** start Text provided **

5. 5. 3. 3. Select Groups 

A select input group contains a "select control" input sub- 
group and one or more "select body" input sub-groups. 

The select body sub-gioups are assigned indices: 0,1,2,... 

The tokens received in the Select Control group must 
have integer values. This value selects the 
correspondingly numbered sub-group. 

The code implementing the node will receive two inputs 
when it is fired, the Select Control Input token and a 
token from the selected sub-group. 

Figure 10 shows an example of a select input. The token 
produced by Q on the select control arc S (of node R) 
must contain an integer value. Depending on this value, a 
token from one of the three sub-groups 0, 1, 2 will be 
selected. Note that the sub-group 1 is itself a round-robin 
merge input. 



Figure 10. Select Input 


5.6. Outputs 

In general, a node firing may produce any number of 
tokens on an output. However, for predictable behavior, 
the number of tokens should be fixed for each output. 
This number is normally specified in the graph description 
of the output. The size of each output token is variable, 
and can be specified with the output description. 

5.7. Simultaneous Multiple Node 

Instantiations 

COSMOS allows multiple instantiations of a dataflow 
node to be simultaneously executed. 

The maximum number of simultaneous instantiations is 
limited by the availability of input data, the queue sizes of 
the node's outputs, and the number of available 
computers. 

It is not required that multiple instantiations complete 
execution in the order of firing. Each instantiation and the 
output tokens it produces are tagged to identify the 
instantiation's firing order. Effectively, tokens produced 
by a particular instantiation are not placed on their arcs 
until all previous instantiations have completed. 

For predictable steady state performance, the operating 
point specification predetermines the number of 
simultaneous multiple instantiations needed for each node, 
the arc queue sizes, the initial control tokens required for 
each operating point, and the time between inputs for the 
graph containing the node. These constraints control the 
amount of parallelism that can be exploited for predictable 
performance.

** end Text provided **
** start Extracted information **

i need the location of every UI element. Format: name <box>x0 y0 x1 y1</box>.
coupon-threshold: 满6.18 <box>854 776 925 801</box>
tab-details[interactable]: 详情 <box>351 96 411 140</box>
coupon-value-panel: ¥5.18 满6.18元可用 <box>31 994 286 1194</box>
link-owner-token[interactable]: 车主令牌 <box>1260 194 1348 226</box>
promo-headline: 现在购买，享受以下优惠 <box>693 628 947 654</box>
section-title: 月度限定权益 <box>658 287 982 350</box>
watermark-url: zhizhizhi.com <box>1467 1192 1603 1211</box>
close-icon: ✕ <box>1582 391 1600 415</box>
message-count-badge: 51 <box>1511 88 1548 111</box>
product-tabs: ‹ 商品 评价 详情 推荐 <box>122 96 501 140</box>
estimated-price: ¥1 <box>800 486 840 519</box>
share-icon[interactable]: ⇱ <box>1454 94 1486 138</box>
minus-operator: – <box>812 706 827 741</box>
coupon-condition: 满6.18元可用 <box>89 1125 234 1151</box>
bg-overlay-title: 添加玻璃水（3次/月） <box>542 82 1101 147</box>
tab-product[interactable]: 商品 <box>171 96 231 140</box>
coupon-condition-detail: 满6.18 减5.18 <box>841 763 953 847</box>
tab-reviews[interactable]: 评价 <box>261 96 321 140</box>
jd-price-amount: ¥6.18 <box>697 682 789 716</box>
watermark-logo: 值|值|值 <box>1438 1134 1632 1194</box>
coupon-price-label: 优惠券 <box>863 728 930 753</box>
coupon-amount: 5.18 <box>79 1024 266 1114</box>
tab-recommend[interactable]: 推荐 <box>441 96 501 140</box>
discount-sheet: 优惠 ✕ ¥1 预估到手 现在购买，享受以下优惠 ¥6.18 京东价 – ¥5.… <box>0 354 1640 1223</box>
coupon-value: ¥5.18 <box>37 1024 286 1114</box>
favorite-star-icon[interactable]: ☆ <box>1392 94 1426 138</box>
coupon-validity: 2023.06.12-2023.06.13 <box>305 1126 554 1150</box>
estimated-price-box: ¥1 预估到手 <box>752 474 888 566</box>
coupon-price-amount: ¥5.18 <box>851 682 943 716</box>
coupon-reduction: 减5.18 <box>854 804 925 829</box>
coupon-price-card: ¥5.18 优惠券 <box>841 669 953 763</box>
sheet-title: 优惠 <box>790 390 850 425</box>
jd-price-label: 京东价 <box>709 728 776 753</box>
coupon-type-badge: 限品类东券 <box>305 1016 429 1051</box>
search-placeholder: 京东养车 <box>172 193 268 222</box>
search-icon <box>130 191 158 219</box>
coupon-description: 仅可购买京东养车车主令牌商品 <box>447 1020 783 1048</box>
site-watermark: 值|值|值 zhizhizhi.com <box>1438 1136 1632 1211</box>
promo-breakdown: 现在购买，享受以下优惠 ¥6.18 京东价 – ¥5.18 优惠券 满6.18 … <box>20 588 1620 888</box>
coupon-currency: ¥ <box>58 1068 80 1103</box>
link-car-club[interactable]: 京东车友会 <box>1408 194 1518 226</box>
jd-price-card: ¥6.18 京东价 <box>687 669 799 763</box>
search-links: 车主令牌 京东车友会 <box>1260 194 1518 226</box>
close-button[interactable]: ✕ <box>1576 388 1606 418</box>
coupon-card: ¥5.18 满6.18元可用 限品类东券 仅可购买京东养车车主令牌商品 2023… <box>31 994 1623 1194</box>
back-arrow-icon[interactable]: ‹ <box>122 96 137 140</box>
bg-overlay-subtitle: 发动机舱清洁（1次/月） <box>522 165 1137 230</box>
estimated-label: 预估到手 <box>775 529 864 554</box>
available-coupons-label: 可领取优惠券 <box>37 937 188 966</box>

** end Extracted information **

## Problems:
1 > Write out the passage of the COSMOS excerpt word for word, starting at "5. 5. 3. 3. Select" and ending at "correspondingly numbered sub-group.".
2 > Summarize the COSMOS excerpt in three sentences.
3 > Translate this sentence from the COSMOS excerpt into French: "COSMOS allows multiple instantiations of a dataflow node to be simultaneously executed."
The listing plays no part in the work here.

## Correct answers:
1 >
5. 5. 3. 3. Select Groups 

A select input group contains a "select control" input sub- 
group and one or more "select body" input sub-groups. 

The select body sub-gioups are assigned indices: 0,1,2,... 

The tokens received in the Select Control group must 
have integer values. This value selects the 
correspondingly numbered sub-group.

2 > A select input group pairs a select control sub-group, whose tokens must carry integer values, with indexed select body sub-groups, so that a fired node receives the control token and a token from the sub-group that value picks. For predictable behavior, a node firing should produce a fixed number of tokens on each output, a number normally given in the graph description, while the size of each output token can vary. COSMOS can run several instantiations of a node at once, tagging them by firing order so that their output tokens reach the arcs only after all earlier instantiations have completed, and the operating point specification fixes the instantiation counts, queue sizes, initial control tokens, and input timing needed for predictable performance.

3 > COSMOS permet l'exécution simultanée de plusieurs instanciations d'un nœud de flux de données.